### Page extract
____________________
Purpose

I will try my best to provide detailed info on various cars and what is like to live with them, I have already produced a few for Jaguar-car-forums, I will do my best to be unbiased, but it will be hard for some cars. I will re-produce press releases and copy from other motoring news.

Monday, 12 September 2016

Keen on getting a cheap VW Group car after the diesel scandal, well, hard luck, residuals have remained roughly the same.

  • Bargain hunters disappointed as Volkswagen Group sales remain firm
  • VW Group cars retain above average value despite scandal last year
  • VW Golf and Polo models among top 10 sellers in 2016
  • Three in five motorists as likely to buy from VW brands as they were before scandal
Motorists hoping to bag a bargain following the Volkswagen Group emissions scandal will be disappointed, because residual values of models from VW, Audi, Skoda and Seat have barely moved, according to research by Whatcar.com.
One year ago, on 16 September 2015, the VW dieselgate scandal broke, which led to the firm admitting to using a defeat device to alter the results of emissions tests for several years.

Canny drivers might have hoped that sales of VW Group cars would drop and second-hand models would plummet in price but neither appears to have happened, with the Volkswagen Golf and Polo still among the top 10 cars sold so far this year.
Meanwhile, Whatcar.com’s depreciation database, which helps motorists calculate how much money their car will lose based on age and mileage, shows VW, Audi and Skoda models retain above average value after three years and/or 36,000 miles.
The lack of depreciation is borne out by the UK public’s view of the mainstream VW Group brands (VW, Audi, Skoda and Seat). A survey* conducted by Whatcar.com shows that three in five motorists (59%) are just as likely to buy from VW brands as they were before the scandal.
What Car? Editor, Steve Huntingford, said: “I’m sure there are motorists out there who were rubbing their hands in glee at the thought of used VW prices falling off a cliff because of the emissions debacle.
____________________
Stored records:

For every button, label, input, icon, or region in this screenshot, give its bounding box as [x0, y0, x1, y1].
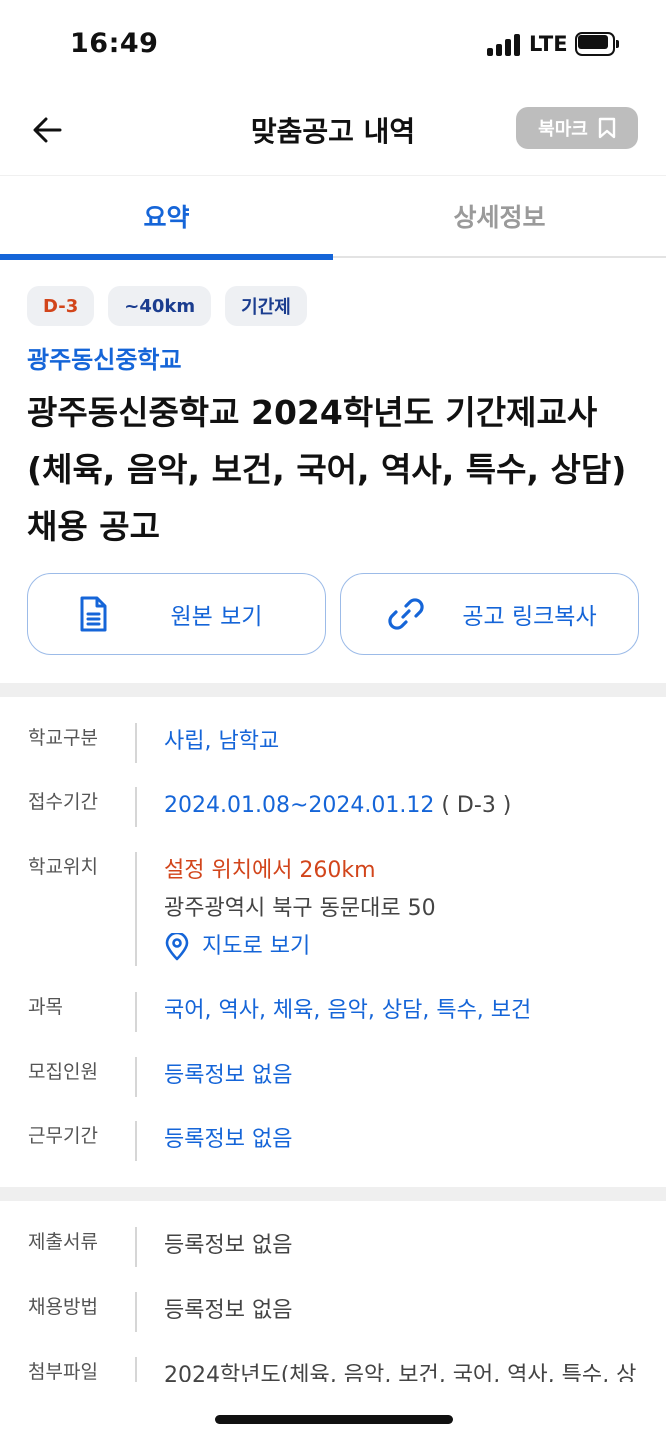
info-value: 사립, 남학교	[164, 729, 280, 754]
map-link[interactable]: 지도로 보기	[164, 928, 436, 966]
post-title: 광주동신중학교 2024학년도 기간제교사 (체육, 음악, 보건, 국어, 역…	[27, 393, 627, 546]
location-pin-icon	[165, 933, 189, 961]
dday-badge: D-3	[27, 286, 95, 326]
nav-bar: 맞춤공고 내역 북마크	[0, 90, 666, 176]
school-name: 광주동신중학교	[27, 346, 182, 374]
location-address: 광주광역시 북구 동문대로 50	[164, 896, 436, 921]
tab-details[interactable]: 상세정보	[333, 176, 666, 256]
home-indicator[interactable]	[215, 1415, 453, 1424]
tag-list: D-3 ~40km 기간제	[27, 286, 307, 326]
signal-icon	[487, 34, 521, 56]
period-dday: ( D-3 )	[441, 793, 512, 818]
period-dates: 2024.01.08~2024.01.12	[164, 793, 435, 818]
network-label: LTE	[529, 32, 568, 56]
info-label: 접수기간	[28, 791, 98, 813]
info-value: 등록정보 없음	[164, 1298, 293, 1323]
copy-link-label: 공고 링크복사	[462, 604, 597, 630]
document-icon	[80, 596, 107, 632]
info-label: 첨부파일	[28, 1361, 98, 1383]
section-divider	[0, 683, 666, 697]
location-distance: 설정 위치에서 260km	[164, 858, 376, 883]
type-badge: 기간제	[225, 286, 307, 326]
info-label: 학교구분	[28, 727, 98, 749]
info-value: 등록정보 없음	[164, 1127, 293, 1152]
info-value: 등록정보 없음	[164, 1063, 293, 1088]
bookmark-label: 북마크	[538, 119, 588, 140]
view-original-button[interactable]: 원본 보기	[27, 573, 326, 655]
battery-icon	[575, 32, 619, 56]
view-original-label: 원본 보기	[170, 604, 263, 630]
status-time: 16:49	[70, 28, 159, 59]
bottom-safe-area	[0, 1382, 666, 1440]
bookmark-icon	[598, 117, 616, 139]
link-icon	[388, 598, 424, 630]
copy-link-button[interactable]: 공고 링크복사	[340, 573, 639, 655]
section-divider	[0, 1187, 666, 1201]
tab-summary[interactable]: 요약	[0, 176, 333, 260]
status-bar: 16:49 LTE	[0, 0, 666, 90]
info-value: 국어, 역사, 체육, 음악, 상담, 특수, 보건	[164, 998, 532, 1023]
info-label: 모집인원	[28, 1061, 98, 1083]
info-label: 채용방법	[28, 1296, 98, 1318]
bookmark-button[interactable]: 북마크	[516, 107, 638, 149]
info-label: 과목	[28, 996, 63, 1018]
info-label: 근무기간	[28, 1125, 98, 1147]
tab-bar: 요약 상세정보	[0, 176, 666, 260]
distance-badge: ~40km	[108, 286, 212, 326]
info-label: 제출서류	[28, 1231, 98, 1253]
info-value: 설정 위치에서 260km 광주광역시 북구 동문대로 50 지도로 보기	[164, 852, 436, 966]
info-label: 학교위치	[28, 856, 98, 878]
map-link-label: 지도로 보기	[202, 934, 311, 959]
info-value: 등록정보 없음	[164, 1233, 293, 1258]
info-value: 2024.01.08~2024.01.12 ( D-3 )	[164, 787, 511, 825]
____________________
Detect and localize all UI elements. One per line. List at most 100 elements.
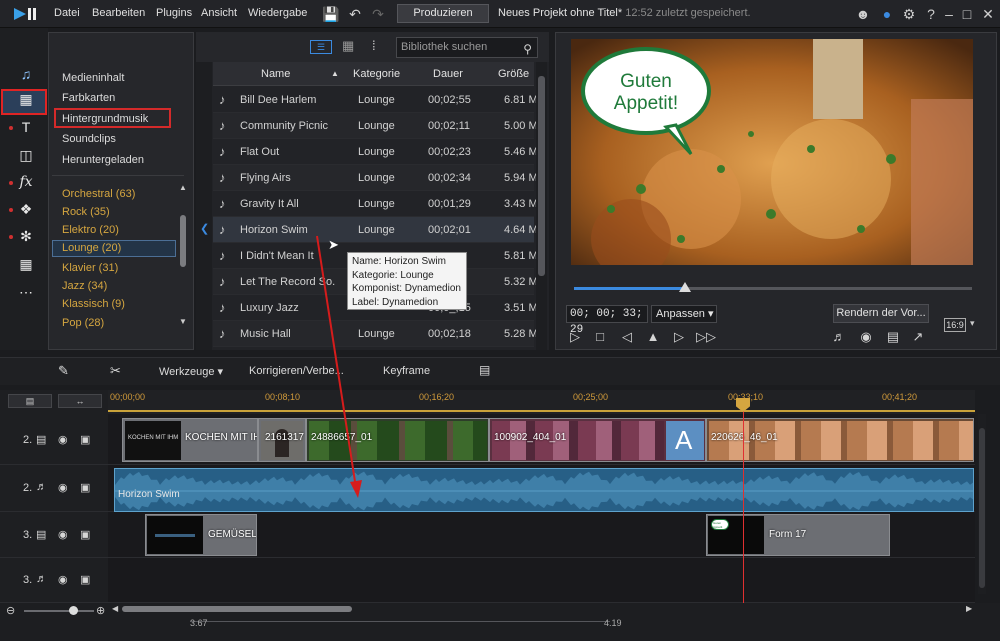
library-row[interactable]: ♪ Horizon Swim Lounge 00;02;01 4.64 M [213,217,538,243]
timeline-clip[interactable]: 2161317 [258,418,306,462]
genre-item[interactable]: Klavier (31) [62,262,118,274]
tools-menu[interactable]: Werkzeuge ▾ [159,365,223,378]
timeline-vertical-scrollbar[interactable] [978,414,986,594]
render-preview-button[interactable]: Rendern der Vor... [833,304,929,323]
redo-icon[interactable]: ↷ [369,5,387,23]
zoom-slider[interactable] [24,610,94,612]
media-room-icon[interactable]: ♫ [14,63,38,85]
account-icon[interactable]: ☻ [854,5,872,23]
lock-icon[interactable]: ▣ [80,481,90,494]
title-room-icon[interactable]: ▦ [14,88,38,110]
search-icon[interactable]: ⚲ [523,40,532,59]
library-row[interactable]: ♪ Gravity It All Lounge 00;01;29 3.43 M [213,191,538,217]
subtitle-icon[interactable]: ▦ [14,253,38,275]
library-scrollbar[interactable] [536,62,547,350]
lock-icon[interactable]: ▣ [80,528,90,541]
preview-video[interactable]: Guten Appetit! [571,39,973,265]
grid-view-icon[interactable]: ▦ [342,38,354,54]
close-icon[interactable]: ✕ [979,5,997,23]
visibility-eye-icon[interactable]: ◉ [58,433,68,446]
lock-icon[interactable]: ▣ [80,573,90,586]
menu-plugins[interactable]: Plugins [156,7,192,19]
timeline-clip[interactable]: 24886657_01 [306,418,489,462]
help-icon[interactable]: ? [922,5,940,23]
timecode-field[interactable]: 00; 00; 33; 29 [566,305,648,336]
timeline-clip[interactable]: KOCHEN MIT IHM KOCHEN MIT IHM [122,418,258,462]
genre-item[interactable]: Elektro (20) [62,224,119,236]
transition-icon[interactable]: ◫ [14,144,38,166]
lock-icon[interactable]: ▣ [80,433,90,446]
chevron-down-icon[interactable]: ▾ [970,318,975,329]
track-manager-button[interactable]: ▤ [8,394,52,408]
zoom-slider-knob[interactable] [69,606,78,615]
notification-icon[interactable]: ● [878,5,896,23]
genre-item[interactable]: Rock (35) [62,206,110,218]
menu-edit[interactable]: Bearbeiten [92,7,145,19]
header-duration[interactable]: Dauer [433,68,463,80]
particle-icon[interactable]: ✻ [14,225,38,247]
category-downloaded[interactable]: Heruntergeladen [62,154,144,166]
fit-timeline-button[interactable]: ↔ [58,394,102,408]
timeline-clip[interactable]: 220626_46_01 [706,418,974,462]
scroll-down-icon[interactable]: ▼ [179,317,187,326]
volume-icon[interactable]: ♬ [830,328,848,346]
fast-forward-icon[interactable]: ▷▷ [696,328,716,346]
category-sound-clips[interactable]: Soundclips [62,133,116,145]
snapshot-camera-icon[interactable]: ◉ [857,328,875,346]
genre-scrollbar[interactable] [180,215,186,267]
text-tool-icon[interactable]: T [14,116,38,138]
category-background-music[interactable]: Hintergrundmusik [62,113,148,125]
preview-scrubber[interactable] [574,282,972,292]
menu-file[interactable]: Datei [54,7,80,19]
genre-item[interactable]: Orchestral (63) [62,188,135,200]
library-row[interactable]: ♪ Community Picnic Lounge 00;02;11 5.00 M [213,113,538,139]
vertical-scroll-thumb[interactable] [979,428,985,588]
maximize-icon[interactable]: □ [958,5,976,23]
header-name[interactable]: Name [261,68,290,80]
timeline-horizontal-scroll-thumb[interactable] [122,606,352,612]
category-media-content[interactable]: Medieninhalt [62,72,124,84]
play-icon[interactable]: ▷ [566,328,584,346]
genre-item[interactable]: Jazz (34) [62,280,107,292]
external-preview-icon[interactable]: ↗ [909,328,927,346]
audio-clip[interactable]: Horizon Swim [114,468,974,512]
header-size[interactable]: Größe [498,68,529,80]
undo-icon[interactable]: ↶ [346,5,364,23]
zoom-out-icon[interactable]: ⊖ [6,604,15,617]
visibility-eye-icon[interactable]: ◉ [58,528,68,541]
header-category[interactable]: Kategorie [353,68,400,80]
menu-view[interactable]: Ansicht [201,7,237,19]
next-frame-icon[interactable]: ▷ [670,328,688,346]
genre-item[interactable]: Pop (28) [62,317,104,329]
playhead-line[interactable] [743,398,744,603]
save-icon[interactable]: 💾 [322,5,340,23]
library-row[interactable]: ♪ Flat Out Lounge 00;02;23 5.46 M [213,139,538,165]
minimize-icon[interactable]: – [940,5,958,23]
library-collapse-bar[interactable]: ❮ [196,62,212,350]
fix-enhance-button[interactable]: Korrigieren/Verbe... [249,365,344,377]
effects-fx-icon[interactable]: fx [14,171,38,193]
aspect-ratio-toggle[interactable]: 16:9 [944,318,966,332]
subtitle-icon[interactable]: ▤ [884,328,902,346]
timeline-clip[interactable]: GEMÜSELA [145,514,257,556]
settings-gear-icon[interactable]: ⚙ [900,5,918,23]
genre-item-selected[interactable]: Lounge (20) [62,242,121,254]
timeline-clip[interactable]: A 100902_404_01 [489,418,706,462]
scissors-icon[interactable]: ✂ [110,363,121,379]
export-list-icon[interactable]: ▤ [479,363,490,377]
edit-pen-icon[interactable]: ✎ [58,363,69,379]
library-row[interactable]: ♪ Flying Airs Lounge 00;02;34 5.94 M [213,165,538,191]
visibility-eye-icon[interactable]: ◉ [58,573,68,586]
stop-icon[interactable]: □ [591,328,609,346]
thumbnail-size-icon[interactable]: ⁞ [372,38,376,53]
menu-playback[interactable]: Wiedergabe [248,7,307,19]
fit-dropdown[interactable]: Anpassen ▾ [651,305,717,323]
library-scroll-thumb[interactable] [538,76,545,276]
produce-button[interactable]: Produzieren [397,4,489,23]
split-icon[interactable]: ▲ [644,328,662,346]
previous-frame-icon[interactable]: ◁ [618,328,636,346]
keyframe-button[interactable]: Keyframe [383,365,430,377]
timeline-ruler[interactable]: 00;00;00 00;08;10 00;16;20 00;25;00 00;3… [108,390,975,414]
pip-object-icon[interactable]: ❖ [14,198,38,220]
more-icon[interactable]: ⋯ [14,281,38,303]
____________________
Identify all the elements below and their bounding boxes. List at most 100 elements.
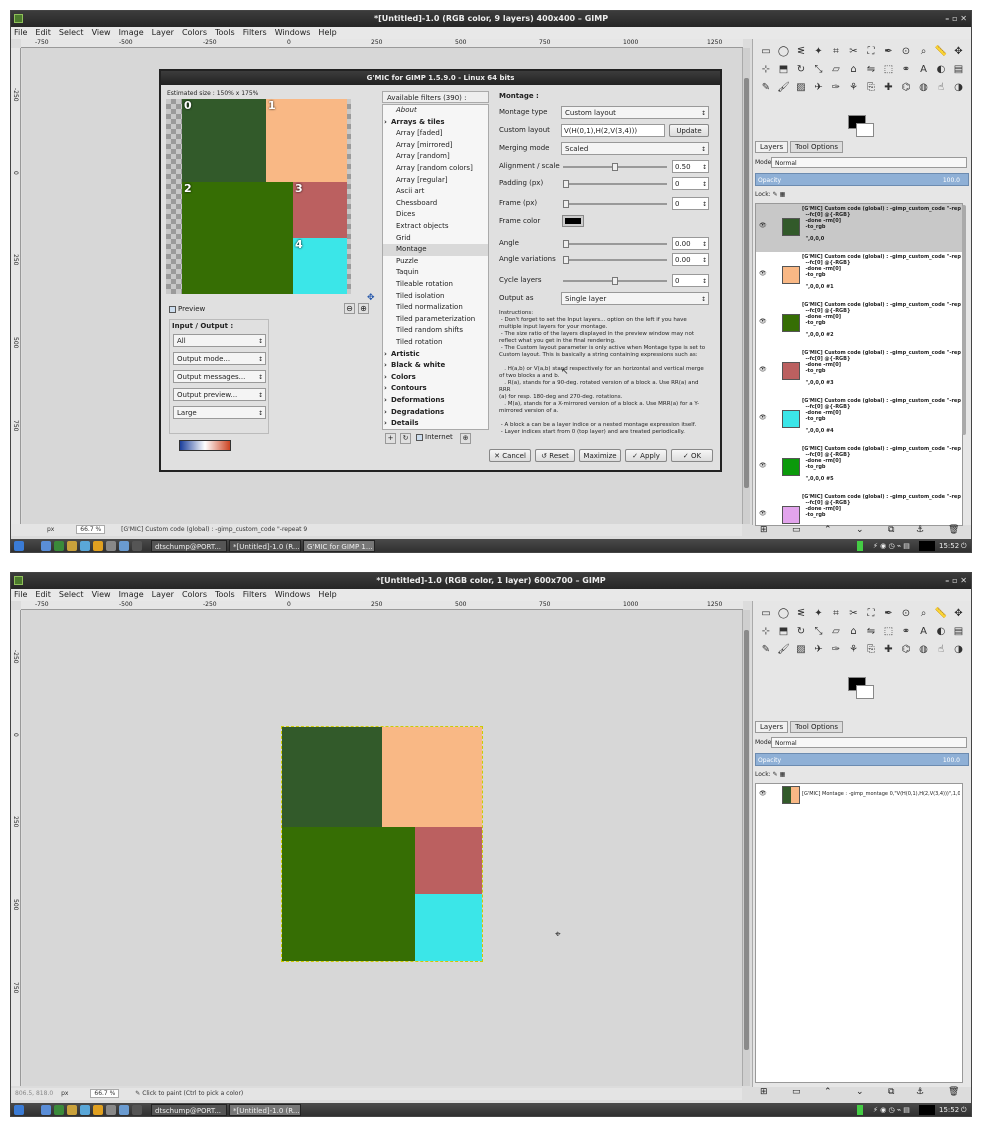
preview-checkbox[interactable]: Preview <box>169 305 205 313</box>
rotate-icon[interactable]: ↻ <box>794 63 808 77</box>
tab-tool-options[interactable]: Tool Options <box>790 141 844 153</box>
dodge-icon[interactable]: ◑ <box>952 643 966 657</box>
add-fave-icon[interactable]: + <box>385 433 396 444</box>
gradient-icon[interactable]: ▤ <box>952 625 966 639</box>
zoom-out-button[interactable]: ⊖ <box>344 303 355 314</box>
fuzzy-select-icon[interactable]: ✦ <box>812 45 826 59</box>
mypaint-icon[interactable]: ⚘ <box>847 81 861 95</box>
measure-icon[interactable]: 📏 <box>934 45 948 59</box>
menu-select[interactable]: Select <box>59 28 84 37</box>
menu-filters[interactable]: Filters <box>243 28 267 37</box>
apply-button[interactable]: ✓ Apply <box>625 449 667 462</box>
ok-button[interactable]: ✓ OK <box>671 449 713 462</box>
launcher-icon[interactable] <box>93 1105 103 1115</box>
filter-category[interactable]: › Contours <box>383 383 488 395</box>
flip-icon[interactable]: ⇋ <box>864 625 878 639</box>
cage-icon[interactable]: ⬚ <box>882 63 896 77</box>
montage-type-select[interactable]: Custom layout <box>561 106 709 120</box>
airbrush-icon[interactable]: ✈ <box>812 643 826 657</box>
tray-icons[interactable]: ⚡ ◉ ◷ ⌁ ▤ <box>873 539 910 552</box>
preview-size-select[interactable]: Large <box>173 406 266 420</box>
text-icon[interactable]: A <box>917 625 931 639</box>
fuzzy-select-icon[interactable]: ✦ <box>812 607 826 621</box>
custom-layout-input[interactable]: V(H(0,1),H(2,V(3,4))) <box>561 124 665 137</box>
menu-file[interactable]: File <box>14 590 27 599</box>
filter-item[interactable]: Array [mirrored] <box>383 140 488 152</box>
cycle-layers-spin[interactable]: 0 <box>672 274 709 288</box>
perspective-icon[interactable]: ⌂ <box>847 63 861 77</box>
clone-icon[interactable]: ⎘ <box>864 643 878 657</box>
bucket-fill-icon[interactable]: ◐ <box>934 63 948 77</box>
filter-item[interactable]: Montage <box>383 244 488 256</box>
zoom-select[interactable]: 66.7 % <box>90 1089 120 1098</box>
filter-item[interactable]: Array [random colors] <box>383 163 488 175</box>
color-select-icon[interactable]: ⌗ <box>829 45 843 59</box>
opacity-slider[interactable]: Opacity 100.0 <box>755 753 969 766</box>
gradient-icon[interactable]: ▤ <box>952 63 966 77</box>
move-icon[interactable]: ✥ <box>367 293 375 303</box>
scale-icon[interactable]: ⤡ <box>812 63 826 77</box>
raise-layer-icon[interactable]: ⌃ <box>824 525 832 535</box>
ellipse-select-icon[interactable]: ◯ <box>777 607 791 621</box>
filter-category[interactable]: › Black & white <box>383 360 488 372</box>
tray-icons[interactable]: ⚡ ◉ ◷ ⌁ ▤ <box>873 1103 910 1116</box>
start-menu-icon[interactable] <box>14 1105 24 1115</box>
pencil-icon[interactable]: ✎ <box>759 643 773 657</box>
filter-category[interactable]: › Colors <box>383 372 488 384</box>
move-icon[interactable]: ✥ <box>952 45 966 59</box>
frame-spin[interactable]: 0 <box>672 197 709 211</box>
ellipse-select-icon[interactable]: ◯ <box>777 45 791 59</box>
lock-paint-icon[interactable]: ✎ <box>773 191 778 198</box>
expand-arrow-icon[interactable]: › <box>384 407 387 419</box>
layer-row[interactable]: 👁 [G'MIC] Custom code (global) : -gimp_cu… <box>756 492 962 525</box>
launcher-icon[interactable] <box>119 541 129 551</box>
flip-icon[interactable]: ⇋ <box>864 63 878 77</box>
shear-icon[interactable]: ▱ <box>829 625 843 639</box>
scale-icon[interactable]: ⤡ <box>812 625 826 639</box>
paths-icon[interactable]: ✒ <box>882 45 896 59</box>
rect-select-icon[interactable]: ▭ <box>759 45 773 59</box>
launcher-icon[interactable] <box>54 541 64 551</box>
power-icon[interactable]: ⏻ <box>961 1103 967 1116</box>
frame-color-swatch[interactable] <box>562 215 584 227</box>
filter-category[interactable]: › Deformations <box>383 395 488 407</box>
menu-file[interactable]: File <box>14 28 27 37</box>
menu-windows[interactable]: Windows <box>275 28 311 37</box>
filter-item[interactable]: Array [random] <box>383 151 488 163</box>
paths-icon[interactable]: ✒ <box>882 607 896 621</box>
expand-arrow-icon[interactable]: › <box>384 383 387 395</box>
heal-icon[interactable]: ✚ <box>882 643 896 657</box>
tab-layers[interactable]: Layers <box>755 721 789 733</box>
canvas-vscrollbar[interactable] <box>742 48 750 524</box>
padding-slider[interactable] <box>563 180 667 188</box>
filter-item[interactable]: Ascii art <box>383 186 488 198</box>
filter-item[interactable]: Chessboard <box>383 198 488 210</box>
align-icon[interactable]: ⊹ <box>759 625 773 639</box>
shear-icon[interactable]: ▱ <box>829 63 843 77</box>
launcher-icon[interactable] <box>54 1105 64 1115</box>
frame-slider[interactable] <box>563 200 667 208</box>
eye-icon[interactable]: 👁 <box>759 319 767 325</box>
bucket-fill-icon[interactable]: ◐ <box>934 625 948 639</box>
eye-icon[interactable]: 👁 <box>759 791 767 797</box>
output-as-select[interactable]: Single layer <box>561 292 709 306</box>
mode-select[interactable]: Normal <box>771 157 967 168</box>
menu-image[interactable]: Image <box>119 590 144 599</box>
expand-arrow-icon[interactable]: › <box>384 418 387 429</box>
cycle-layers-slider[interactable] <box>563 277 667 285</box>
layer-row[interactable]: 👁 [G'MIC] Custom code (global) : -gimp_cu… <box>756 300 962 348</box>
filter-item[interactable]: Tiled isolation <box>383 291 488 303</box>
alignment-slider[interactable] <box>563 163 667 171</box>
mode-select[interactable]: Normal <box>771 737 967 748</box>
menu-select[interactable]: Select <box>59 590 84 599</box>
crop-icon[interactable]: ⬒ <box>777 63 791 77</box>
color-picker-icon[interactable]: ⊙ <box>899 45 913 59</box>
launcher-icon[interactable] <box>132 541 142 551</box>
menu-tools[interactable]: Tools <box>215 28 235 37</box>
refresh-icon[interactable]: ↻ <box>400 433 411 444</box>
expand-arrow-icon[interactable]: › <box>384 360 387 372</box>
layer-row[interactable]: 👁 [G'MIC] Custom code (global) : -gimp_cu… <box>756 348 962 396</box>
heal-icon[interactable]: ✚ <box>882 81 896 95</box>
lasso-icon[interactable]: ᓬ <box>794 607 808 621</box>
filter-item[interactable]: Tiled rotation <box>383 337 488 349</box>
____________________
### Short exercise 1
In the blog post on VW Group residual values, what date did the dieselgate scandal break?
### Short exercise 2
Pick up the blog post on VW Group residual values and continue it from the end of the editor's last sentence shown.

### Exercise answer 1
16 September 2015

### Exercise answer 2
“That simply hasn’t come to pass, however, and while the VW story continues to rumble on a year after the story first came to light, the Golf and Polo are still among the most popular new cars in the UK and are holding above average value.
“What this reflects is the fact that, although VW has cheated and undoubtedly still has a job to do to retain the trust of its customers going forwards, it still makes cars that consumers want to buy.”
Overall, VW models retain 42.21%** of their original value now, down 2.7% compared with just before the scandal broke. Audi models have depreciated a similar amount in the same timescale, dropping from retaining 47.58% of their original value in July 2015 to 44.72% in June this year, a fall of 2.9%.
Seat and Skoda models have also depreciated post-scandal, but only by negligible amounts, with drops of 0.46% and 0.43% respectively.
However, across the automotive industry as a whole, there has been a dip in residual values of slightly more than 2% for all manufacturers, meaning that the VW Group brands are reflecting the market standard.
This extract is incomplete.